(Data section)
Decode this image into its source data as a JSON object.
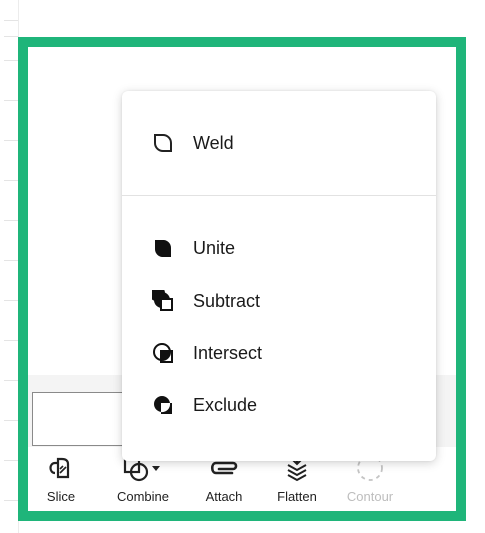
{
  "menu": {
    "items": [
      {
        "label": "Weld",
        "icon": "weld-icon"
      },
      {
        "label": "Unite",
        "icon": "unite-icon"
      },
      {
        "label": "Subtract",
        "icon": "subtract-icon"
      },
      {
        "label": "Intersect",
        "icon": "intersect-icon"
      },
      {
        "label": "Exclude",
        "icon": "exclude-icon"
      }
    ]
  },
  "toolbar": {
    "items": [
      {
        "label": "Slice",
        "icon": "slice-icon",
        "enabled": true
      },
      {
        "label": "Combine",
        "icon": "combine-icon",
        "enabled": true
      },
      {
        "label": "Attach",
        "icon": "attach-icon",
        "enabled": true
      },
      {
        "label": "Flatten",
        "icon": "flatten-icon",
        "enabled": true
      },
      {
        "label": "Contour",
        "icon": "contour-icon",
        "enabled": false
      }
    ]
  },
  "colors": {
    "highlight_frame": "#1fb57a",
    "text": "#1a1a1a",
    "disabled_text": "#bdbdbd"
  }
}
* * *
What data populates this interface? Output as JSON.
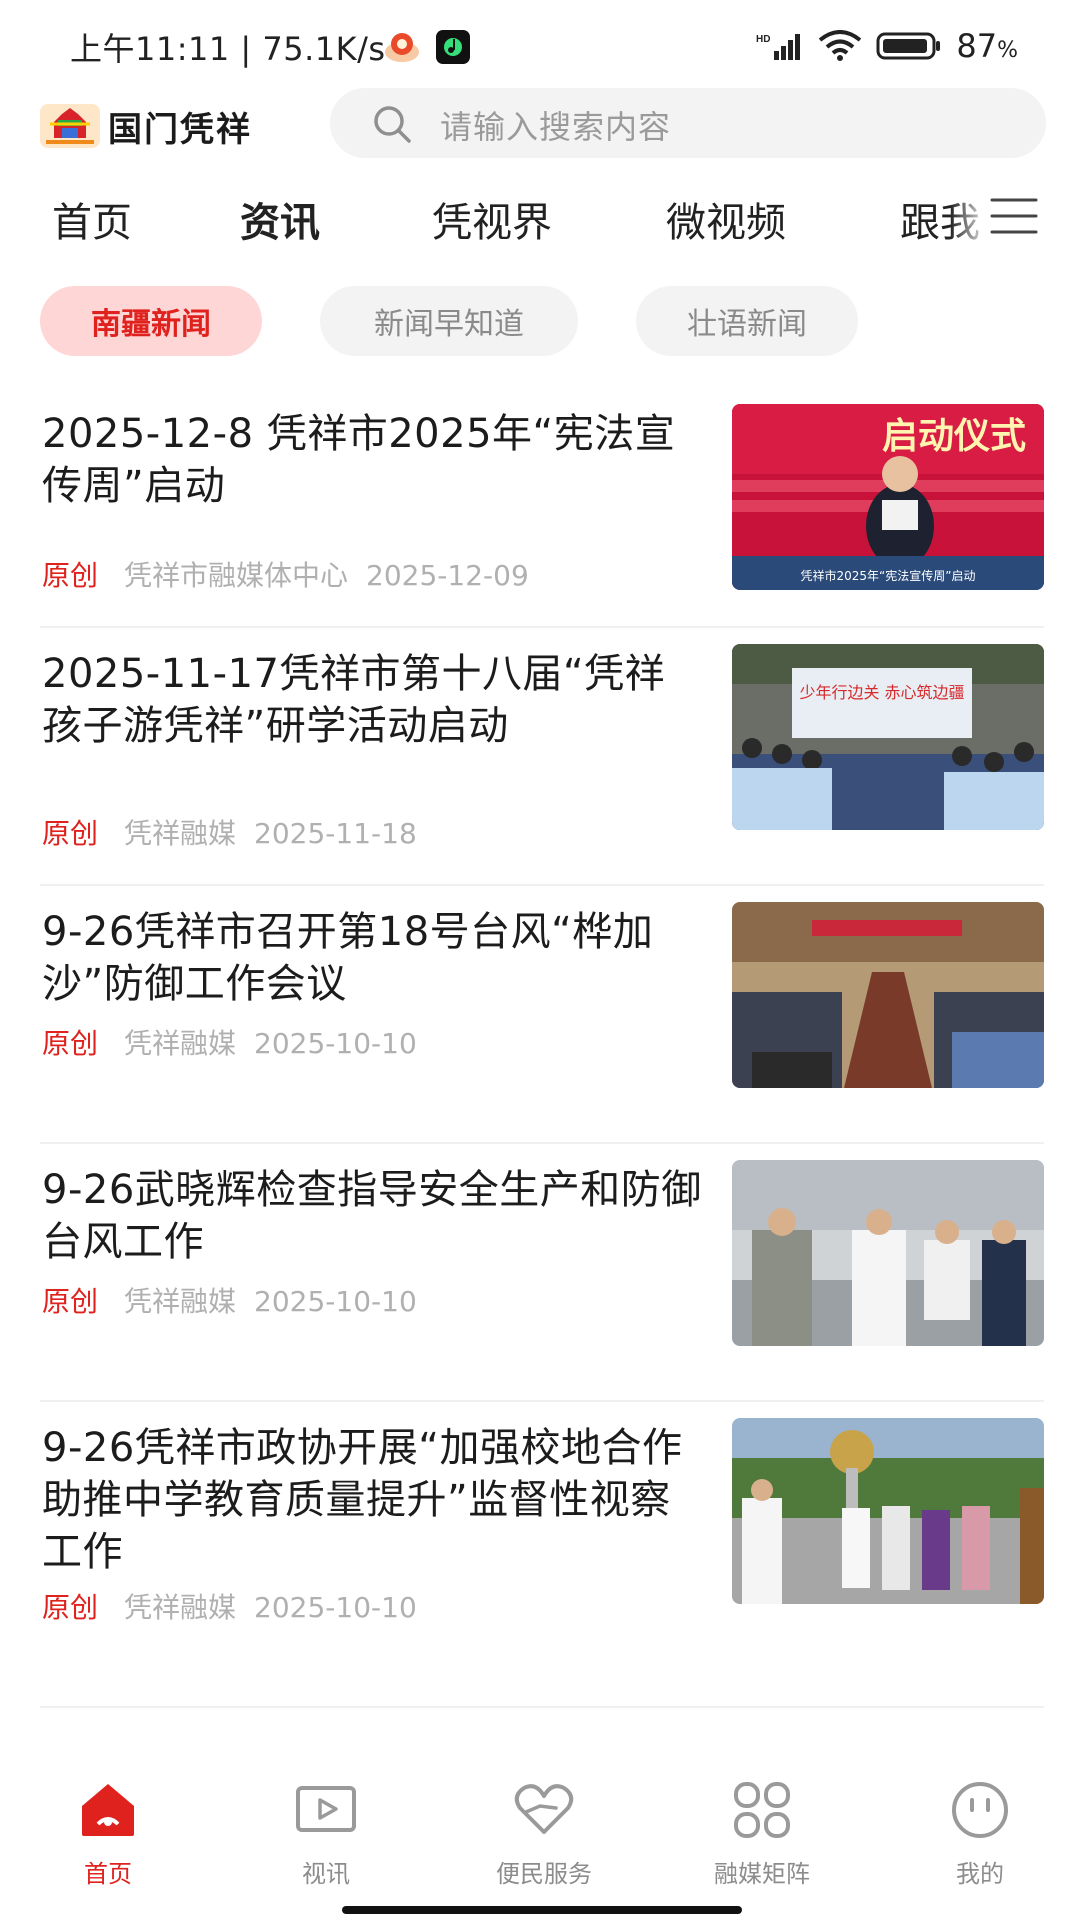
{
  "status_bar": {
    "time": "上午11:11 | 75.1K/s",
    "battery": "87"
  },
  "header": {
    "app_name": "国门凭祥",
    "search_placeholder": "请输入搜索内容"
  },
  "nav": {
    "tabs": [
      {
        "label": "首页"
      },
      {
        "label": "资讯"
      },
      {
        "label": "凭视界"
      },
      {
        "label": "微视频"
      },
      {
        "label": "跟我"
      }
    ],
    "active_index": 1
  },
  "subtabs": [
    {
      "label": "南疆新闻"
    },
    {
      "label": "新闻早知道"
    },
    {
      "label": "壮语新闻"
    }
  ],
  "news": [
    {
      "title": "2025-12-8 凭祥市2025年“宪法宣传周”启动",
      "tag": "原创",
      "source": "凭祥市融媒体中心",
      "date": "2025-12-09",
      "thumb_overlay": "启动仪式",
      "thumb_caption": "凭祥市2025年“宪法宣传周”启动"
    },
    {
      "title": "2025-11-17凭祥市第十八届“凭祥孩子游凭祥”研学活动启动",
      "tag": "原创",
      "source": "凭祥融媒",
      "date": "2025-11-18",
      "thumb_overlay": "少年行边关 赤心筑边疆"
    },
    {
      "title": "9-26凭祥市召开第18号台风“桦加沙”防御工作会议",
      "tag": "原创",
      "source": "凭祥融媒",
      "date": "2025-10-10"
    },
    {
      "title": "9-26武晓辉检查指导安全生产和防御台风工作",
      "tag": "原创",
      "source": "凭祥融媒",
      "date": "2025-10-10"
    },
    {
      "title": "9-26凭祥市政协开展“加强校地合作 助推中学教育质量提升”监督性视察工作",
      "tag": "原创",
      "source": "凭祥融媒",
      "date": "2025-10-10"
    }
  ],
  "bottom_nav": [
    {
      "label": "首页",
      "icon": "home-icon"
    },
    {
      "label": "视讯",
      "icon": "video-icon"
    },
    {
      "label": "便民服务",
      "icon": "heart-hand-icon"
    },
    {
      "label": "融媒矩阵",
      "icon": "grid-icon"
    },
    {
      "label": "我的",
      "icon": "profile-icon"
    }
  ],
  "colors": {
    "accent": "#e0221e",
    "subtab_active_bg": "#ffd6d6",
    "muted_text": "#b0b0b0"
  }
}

(Task directions) Filter the records above for "title" and copy every matching line.

(Written response)
      "title": "2025-12-8 凭祥市2025年“宪法宣传周”启动",
      "title": "2025-11-17凭祥市第十八届“凭祥孩子游凭祥”研学活动启动",
      "title": "9-26凭祥市召开第18号台风“桦加沙”防御工作会议",
      "title": "9-26武晓辉检查指导安全生产和防御台风工作",
      "title": "9-26凭祥市政协开展“加强校地合作 助推中学教育质量提升”监督性视察工作",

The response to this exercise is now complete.